[Collected data]
▬▬▬▬▬▬▬▬▬▬

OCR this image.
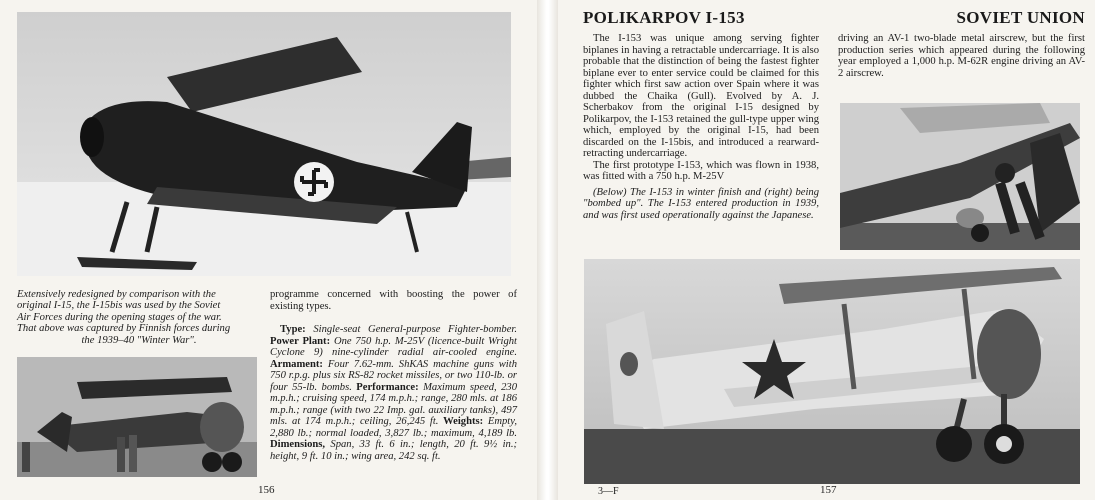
Extensively redesigned by comparison with the
original I-15, the I-15bis was used by the Soviet
Air Forces during the opening stages of the war.
That above was captured by Finnish forces during
the 1939–40 "Winter War".

programme concerned with boosting the power of existing types.

Type: Single-seat General-purpose Fighter-bomber. Power Plant: One 750 h.p. M-25V (licence-built Wright Cyclone 9) nine-cylinder radial air-cooled engine. Armament: Four 7.62-mm. ShKAS machine guns with 750 r.p.g. plus six RS-82 rocket missiles, or two 110-lb. or four 55-lb. bombs. Performance: Maximum speed, 230 m.p.h.; cruising speed, 174 m.p.h.; range, 280 mls. at 186 m.p.h.; range (with two 22 Imp. gal. auxiliary tanks), 497 mls. at 174 m.p.h.; ceiling, 26,245 ft. Weights: Empty, 2,880 lb.; normal loaded, 3,827 lb.; maximum, 4,189 lb. Dimensions, Span, 33 ft. 6 in.; length, 20 ft. 9½ in.; height, 9 ft. 10 in.; wing area, 242 sq. ft.

156
POLIKARPOV I-153	SOVIET UNION

The I-153 was unique among serving fighter biplanes in having a retractable undercarriage. It is also probable that the distinction of being the fastest fighter biplane ever to enter service could be claimed for this fighter which first saw action over Spain where it was dubbed the Chaika (Gull). Evolved by A. J. Scherbakov from the original I-15 designed by Polikarpov, the I-153 retained the gull-type upper wing which, employed by the original I-15, had been discarded on the I-15bis, and introduced a rearward-retracting undercarriage.

The first prototype I-153, which was flown in 1938, was fitted with a 750 h.p. M-25V

(Below) The I-153 in winter finish and (right) being "bombed up". The I-153 entered production in 1939, and was first used operationally against the Japanese.

driving an AV-1 two-blade metal airscrew, but the first production series which appeared during the following year employed a 1,000 h.p. M-62R engine driving an AV-2 airscrew.

3—F	157
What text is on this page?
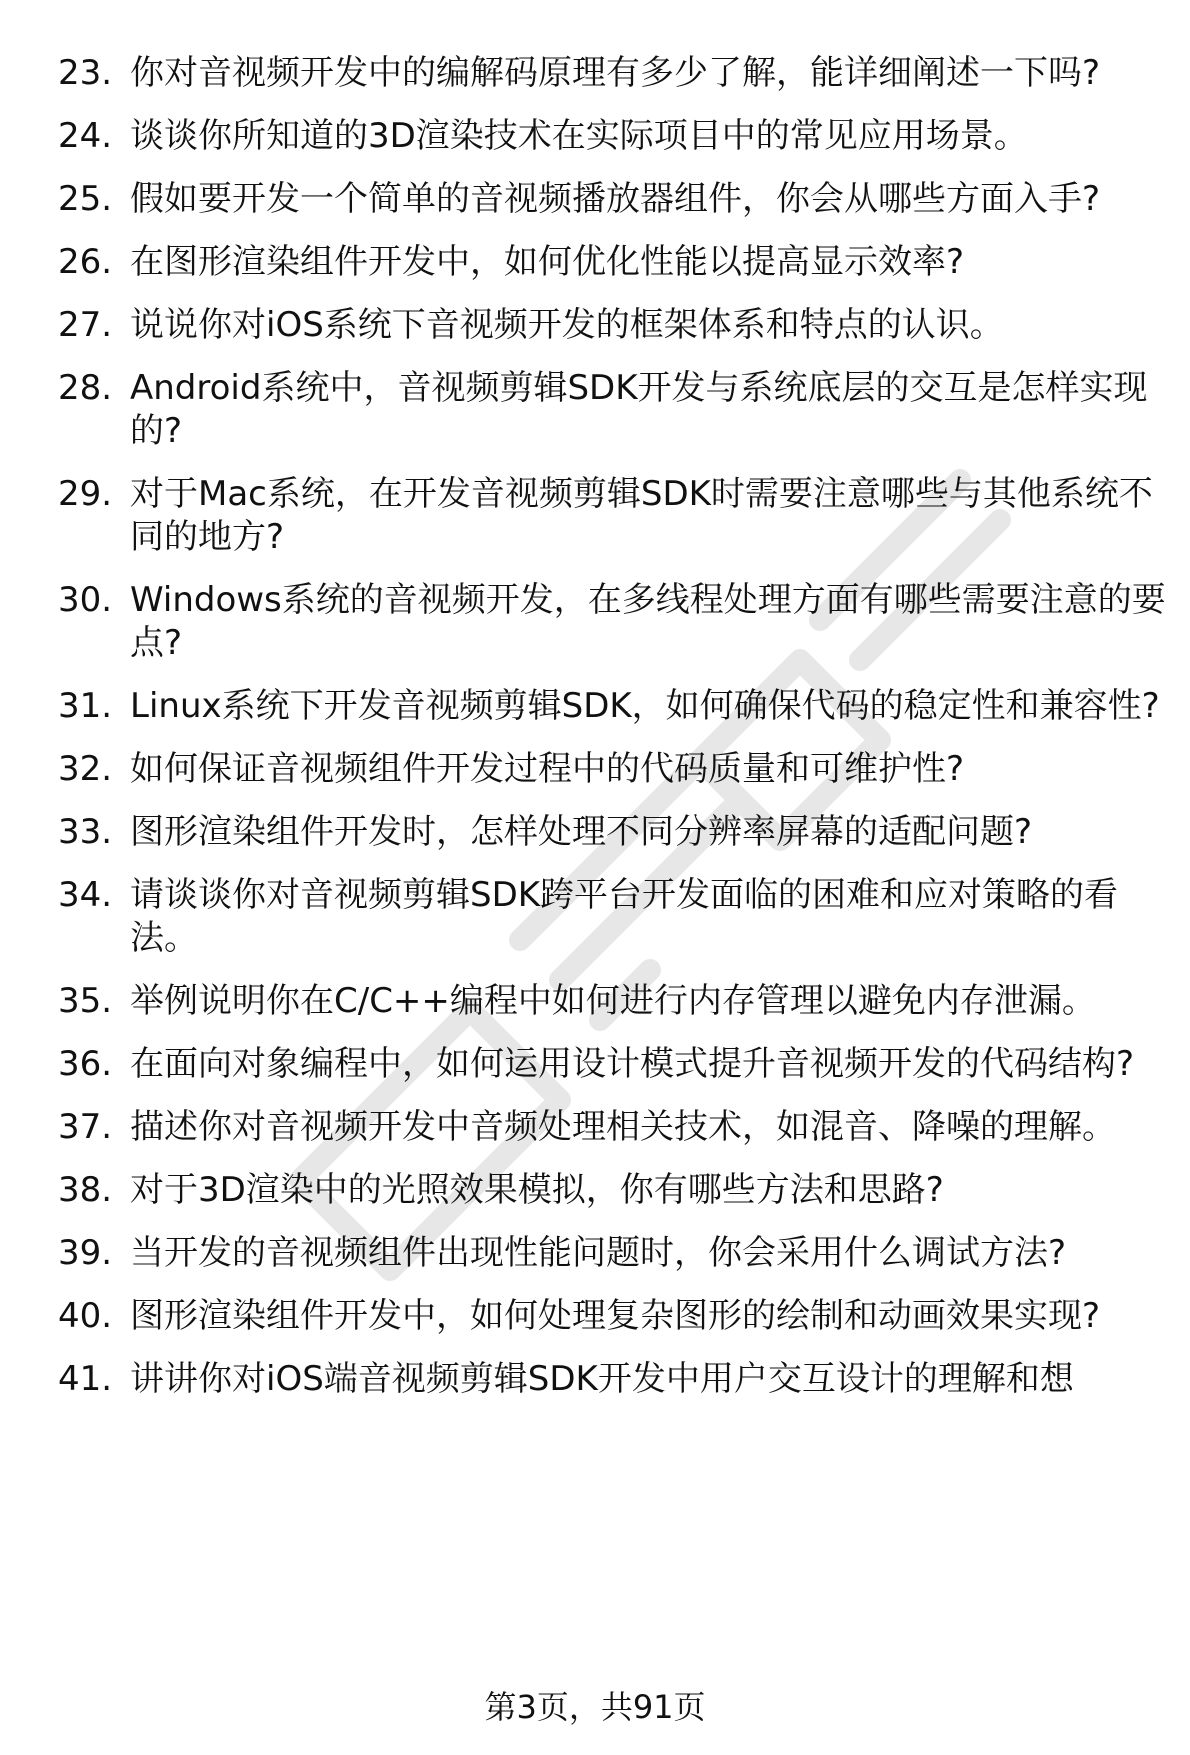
23. 你对音视频开发中的编解码原理有多少了解，能详细阐述一下吗?
24. 谈谈你所知道的3D渲染技术在实际项目中的常见应用场景。
25. 假如要开发一个简单的音视频播放器组件，你会从哪些方面入手?
26. 在图形渲染组件开发中，如何优化性能以提高显示效率?
27. 说说你对iOS系统下音视频开发的框架体系和特点的认识。
28. Android系统中，音视频剪辑SDK开发与系统底层的交互是怎样实现的?
29. 对于Mac系统，在开发音视频剪辑SDK时需要注意哪些与其他系统不同的地方?
30. Windows系统的音视频开发，在多线程处理方面有哪些需要注意的要点?
31. Linux系统下开发音视频剪辑SDK，如何确保代码的稳定性和兼容性?
32. 如何保证音视频组件开发过程中的代码质量和可维护性?
33. 图形渲染组件开发时，怎样处理不同分辨率屏幕的适配问题?
34. 请谈谈你对音视频剪辑SDK跨平台开发面临的困难和应对策略的看法。
35. 举例说明你在C/C++编程中如何进行内存管理以避免内存泄漏。
36. 在面向对象编程中，如何运用设计模式提升音视频开发的代码结构?
37. 描述你对音视频开发中音频处理相关技术，如混音、降噪的理解。
38. 对于3D渲染中的光照效果模拟，你有哪些方法和思路?
39. 当开发的音视频组件出现性能问题时，你会采用什么调试方法?
40. 图形渲染组件开发中，如何处理复杂图形的绘制和动画效果实现?
41. 讲讲你对iOS端音视频剪辑SDK开发中用户交互设计的理解和想
第3页，共91页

▬▬▬▬▬▬▬▬▬▬

Pictures are not part of the copy; reproduce everything else in the records exactly.

OCR this image.
Extensively redesigned by comparison with the
original I-15, the I-15bis was used by the Soviet
Air Forces during the opening stages of the war.
That above was captured by Finnish forces during
the 1939–40 "Winter War".

programme concerned with boosting the power of existing types.

Type: Single-seat General-purpose Fighter-bomber. Power Plant: One 750 h.p. M-25V (licence-built Wright Cyclone 9) nine-cylinder radial air-cooled engine. Armament: Four 7.62-mm. ShKAS machine guns with 750 r.p.g. plus six RS-82 rocket missiles, or two 110-lb. or four 55-lb. bombs. Performance: Maximum speed, 230 m.p.h.; cruising speed, 174 m.p.h.; range, 280 mls. at 186 m.p.h.; range (with two 22 Imp. gal. auxiliary tanks), 497 mls. at 174 m.p.h.; ceiling, 26,245 ft. Weights: Empty, 2,880 lb.; normal loaded, 3,827 lb.; maximum, 4,189 lb. Dimensions, Span, 33 ft. 6 in.; length, 20 ft. 9½ in.; height, 9 ft. 10 in.; wing area, 242 sq. ft.

156
POLIKARPOV I-153	SOVIET UNION

The I-153 was unique among serving fighter biplanes in having a retractable undercarriage. It is also probable that the distinction of being the fastest fighter biplane ever to enter service could be claimed for this fighter which first saw action over Spain where it was dubbed the Chaika (Gull). Evolved by A. J. Scherbakov from the original I-15 designed by Polikarpov, the I-153 retained the gull-type upper wing which, employed by the original I-15, had been discarded on the I-15bis, and introduced a rearward-retracting undercarriage.

The first prototype I-153, which was flown in 1938, was fitted with a 750 h.p. M-25V

(Below) The I-153 in winter finish and (right) being "bombed up". The I-153 entered production in 1939, and was first used operationally against the Japanese.

driving an AV-1 two-blade metal airscrew, but the first production series which appeared during the following year employed a 1,000 h.p. M-62R engine driving an AV-2 airscrew.

3—F	157
What text is on this page?
23. 你对音视频开发中的编解码原理有多少了解，能详细阐述一下吗?
24. 谈谈你所知道的3D渲染技术在实际项目中的常见应用场景。
25. 假如要开发一个简单的音视频播放器组件，你会从哪些方面入手?
26. 在图形渲染组件开发中，如何优化性能以提高显示效率?
27. 说说你对iOS系统下音视频开发的框架体系和特点的认识。
28. Android系统中，音视频剪辑SDK开发与系统底层的交互是怎样实现的?
29. 对于Mac系统，在开发音视频剪辑SDK时需要注意哪些与其他系统不同的地方?
30. Windows系统的音视频开发，在多线程处理方面有哪些需要注意的要点?
31. Linux系统下开发音视频剪辑SDK，如何确保代码的稳定性和兼容性?
32. 如何保证音视频组件开发过程中的代码质量和可维护性?
33. 图形渲染组件开发时，怎样处理不同分辨率屏幕的适配问题?
34. 请谈谈你对音视频剪辑SDK跨平台开发面临的困难和应对策略的看法。
35. 举例说明你在C/C++编程中如何进行内存管理以避免内存泄漏。
36. 在面向对象编程中，如何运用设计模式提升音视频开发的代码结构?
37. 描述你对音视频开发中音频处理相关技术，如混音、降噪的理解。
38. 对于3D渲染中的光照效果模拟，你有哪些方法和思路?
39. 当开发的音视频组件出现性能问题时，你会采用什么调试方法?
40. 图形渲染组件开发中，如何处理复杂图形的绘制和动画效果实现?
41. 讲讲你对iOS端音视频剪辑SDK开发中用户交互设计的理解和想
第3页，共91页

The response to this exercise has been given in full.